» Stated task:
Write out the entries below again, swapping every "paragraph-line" for "text-line" and keeping everything else the same.

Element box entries
* Begin *

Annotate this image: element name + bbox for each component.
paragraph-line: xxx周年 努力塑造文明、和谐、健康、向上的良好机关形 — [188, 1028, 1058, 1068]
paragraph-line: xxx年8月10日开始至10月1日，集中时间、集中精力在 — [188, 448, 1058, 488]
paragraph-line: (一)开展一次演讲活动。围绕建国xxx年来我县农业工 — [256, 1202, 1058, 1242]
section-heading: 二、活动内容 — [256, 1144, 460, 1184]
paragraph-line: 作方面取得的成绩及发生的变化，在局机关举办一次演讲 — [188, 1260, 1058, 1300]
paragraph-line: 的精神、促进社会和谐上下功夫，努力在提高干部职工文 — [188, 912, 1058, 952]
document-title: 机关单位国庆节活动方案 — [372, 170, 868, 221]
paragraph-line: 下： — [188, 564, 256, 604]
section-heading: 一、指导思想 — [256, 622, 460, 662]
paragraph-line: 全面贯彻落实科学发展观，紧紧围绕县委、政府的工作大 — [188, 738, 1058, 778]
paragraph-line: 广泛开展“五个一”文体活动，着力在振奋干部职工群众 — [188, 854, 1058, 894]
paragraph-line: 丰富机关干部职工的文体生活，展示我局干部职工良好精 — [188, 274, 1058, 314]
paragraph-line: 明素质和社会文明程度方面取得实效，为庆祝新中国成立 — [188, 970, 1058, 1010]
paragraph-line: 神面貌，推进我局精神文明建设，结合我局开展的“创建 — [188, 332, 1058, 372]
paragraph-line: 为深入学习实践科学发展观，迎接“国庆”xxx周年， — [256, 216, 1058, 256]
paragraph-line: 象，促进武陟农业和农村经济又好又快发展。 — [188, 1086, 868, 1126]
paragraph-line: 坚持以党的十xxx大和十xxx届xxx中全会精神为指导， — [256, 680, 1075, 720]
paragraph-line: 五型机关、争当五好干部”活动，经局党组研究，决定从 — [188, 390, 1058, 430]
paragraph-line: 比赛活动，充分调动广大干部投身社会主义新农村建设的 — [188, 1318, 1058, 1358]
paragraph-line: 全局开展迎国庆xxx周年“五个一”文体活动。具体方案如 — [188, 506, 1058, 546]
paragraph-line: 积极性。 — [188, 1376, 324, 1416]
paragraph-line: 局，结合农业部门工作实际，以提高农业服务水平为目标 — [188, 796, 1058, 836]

* End *

» The response:
Annotate this image: element name + bbox for each component.
text-line: xxx周年 努力塑造文明、和谐、健康、向上的良好机关形 — [188, 1028, 1058, 1068]
text-line: xxx年8月10日开始至10月1日，集中时间、集中精力在 — [188, 448, 1058, 488]
text-line: (一)开展一次演讲活动。围绕建国xxx年来我县农业工 — [256, 1202, 1058, 1242]
section-heading: 二、活动内容 — [256, 1144, 460, 1184]
text-line: 作方面取得的成绩及发生的变化，在局机关举办一次演讲 — [188, 1260, 1058, 1300]
text-line: 的精神、促进社会和谐上下功夫，努力在提高干部职工文 — [188, 912, 1058, 952]
document-title: 机关单位国庆节活动方案 — [372, 170, 868, 221]
text-line: 下： — [188, 564, 256, 604]
section-heading: 一、指导思想 — [256, 622, 460, 662]
text-line: 全面贯彻落实科学发展观，紧紧围绕县委、政府的工作大 — [188, 738, 1058, 778]
text-line: 广泛开展“五个一”文体活动，着力在振奋干部职工群众 — [188, 854, 1058, 894]
text-line: 丰富机关干部职工的文体生活，展示我局干部职工良好精 — [188, 274, 1058, 314]
text-line: 明素质和社会文明程度方面取得实效，为庆祝新中国成立 — [188, 970, 1058, 1010]
text-line: 神面貌，推进我局精神文明建设，结合我局开展的“创建 — [188, 332, 1058, 372]
text-line: 为深入学习实践科学发展观，迎接“国庆”xxx周年， — [256, 216, 1058, 256]
text-line: 象，促进武陟农业和农村经济又好又快发展。 — [188, 1086, 868, 1126]
text-line: 坚持以党的十xxx大和十xxx届xxx中全会精神为指导， — [256, 680, 1075, 720]
text-line: 五型机关、争当五好干部”活动，经局党组研究，决定从 — [188, 390, 1058, 430]
text-line: 比赛活动，充分调动广大干部投身社会主义新农村建设的 — [188, 1318, 1058, 1358]
text-line: 全局开展迎国庆xxx周年“五个一”文体活动。具体方案如 — [188, 506, 1058, 546]
text-line: 积极性。 — [188, 1376, 324, 1416]
text-line: 局，结合农业部门工作实际，以提高农业服务水平为目标 — [188, 796, 1058, 836]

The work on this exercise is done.